##### Dataset extract

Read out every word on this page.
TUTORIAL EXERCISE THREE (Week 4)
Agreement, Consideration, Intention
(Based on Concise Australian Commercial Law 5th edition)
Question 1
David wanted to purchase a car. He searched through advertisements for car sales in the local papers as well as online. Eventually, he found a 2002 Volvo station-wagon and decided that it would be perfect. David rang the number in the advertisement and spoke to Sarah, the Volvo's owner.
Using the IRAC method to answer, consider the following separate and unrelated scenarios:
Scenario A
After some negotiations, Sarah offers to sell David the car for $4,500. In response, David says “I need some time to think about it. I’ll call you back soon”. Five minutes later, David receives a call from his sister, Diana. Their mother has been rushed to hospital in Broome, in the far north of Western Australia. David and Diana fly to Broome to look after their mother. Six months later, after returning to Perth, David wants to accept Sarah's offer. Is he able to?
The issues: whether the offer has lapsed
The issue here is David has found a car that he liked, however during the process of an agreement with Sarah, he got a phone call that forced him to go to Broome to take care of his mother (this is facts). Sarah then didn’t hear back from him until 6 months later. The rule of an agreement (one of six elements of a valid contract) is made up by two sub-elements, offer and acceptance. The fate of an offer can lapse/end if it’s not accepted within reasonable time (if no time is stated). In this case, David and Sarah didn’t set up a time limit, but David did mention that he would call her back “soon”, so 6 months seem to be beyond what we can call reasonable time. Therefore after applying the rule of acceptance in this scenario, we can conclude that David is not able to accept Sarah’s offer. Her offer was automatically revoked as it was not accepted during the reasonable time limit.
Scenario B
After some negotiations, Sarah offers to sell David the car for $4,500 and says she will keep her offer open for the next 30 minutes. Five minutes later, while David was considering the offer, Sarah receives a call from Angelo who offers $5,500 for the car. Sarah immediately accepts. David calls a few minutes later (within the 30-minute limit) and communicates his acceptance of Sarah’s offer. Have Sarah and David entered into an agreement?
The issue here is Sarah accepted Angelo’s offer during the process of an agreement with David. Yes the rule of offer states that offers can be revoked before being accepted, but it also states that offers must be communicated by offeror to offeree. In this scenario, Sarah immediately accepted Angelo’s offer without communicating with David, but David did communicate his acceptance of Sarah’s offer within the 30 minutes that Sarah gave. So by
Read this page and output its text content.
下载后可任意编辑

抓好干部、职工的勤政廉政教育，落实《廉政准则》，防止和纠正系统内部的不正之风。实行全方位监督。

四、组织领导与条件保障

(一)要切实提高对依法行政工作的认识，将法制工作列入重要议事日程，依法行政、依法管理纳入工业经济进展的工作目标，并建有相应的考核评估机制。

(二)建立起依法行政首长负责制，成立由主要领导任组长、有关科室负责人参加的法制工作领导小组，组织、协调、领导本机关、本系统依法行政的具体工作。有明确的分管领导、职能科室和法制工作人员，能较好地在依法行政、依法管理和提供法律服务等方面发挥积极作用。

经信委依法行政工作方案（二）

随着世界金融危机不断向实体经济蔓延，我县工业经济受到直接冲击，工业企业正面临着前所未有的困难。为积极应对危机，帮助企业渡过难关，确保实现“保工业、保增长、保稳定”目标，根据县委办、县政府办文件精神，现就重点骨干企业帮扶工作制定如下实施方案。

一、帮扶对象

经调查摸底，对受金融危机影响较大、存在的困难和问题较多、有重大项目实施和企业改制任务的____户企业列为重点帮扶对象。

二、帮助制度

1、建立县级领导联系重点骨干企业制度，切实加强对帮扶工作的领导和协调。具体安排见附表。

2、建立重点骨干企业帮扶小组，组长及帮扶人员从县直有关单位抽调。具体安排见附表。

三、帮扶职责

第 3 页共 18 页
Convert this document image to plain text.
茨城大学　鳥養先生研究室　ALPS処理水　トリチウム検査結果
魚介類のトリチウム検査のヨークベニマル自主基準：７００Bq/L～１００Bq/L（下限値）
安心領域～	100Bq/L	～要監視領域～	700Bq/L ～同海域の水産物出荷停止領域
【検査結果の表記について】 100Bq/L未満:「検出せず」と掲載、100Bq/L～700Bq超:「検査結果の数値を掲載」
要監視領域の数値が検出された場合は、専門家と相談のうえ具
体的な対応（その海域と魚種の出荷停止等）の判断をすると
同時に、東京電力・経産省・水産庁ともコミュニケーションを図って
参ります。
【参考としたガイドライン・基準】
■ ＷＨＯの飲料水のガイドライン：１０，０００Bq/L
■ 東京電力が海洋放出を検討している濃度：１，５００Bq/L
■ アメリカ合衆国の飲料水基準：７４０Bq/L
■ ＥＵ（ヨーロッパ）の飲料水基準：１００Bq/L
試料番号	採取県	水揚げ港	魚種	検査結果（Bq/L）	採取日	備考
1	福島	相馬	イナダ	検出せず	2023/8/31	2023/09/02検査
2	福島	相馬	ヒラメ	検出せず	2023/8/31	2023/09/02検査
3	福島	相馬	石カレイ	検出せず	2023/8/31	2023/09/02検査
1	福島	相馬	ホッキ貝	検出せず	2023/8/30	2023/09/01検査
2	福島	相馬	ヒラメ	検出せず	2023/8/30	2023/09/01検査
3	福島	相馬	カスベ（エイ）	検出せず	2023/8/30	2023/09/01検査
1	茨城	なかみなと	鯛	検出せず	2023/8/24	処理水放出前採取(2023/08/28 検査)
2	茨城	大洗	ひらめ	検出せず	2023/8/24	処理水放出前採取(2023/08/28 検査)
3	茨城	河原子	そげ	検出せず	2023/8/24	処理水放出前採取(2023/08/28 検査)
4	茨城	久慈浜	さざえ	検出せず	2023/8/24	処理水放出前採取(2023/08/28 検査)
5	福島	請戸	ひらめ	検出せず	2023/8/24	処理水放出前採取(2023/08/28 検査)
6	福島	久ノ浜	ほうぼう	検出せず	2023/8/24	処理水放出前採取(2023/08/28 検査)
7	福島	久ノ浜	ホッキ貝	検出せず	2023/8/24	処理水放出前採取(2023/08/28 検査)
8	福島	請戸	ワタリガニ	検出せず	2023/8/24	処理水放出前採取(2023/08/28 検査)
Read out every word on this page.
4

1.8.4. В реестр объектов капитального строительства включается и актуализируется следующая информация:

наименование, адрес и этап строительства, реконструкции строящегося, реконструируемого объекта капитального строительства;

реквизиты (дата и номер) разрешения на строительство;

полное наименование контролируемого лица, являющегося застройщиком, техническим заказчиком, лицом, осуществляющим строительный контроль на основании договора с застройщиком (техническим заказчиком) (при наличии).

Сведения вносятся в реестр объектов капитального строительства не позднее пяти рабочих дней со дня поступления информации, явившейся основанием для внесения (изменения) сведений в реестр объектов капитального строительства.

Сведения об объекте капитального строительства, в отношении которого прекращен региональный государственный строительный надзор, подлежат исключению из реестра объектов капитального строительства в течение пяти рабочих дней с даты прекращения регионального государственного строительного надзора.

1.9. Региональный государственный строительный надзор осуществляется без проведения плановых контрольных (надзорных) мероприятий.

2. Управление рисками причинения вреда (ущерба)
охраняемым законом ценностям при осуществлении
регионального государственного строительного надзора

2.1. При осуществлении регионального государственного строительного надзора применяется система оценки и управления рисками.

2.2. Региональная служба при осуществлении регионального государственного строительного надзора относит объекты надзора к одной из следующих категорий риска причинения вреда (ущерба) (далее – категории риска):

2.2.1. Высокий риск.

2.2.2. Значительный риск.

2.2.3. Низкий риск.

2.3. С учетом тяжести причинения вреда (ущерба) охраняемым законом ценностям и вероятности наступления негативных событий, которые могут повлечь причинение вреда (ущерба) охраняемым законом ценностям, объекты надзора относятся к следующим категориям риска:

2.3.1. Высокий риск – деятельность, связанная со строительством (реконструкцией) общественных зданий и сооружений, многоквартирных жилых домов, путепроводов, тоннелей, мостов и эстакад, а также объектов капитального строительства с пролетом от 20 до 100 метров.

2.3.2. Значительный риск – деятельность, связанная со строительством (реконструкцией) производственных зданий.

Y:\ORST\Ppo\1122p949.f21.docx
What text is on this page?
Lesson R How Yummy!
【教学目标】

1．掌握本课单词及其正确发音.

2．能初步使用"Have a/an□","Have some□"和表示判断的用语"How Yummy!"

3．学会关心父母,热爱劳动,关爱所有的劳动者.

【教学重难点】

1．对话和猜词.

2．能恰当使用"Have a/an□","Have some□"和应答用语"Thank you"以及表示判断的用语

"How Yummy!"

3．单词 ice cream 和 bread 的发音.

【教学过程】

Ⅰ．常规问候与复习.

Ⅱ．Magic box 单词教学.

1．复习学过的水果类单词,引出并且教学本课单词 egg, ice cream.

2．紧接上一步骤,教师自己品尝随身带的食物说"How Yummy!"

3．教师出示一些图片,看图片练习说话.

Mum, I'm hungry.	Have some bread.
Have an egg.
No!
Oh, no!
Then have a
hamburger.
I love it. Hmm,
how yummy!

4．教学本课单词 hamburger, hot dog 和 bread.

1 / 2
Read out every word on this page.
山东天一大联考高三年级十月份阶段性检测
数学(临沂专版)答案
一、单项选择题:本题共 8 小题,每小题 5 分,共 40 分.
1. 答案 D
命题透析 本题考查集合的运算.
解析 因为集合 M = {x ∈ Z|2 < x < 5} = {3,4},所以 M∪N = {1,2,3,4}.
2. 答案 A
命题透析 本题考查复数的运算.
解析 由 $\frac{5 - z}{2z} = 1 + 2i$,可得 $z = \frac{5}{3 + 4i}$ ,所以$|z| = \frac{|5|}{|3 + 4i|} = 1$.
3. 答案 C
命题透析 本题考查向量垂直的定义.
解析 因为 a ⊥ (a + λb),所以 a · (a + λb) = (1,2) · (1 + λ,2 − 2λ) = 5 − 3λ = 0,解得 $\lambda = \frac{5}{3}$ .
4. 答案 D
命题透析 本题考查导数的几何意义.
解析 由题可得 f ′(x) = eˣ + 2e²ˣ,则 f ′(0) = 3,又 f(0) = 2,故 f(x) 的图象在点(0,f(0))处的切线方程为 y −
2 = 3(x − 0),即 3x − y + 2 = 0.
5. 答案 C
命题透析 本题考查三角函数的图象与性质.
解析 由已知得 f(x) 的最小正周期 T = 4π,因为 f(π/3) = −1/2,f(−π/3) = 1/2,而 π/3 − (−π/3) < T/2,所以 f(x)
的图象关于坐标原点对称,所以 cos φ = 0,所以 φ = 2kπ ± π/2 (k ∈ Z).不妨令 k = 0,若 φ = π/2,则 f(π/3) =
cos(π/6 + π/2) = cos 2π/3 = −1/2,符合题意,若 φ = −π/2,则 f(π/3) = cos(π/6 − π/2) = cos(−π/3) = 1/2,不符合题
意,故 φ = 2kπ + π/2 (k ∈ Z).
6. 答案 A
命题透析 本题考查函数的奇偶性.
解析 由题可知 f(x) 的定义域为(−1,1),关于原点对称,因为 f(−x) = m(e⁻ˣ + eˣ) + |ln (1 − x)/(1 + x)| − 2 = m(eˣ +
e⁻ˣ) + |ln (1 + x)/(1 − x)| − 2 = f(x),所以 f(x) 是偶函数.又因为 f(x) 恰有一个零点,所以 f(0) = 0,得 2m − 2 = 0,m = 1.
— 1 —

##########

_Task directions_
How many lines of the listing above include the word "text"? State the number and nothing else.

_Written answer_
3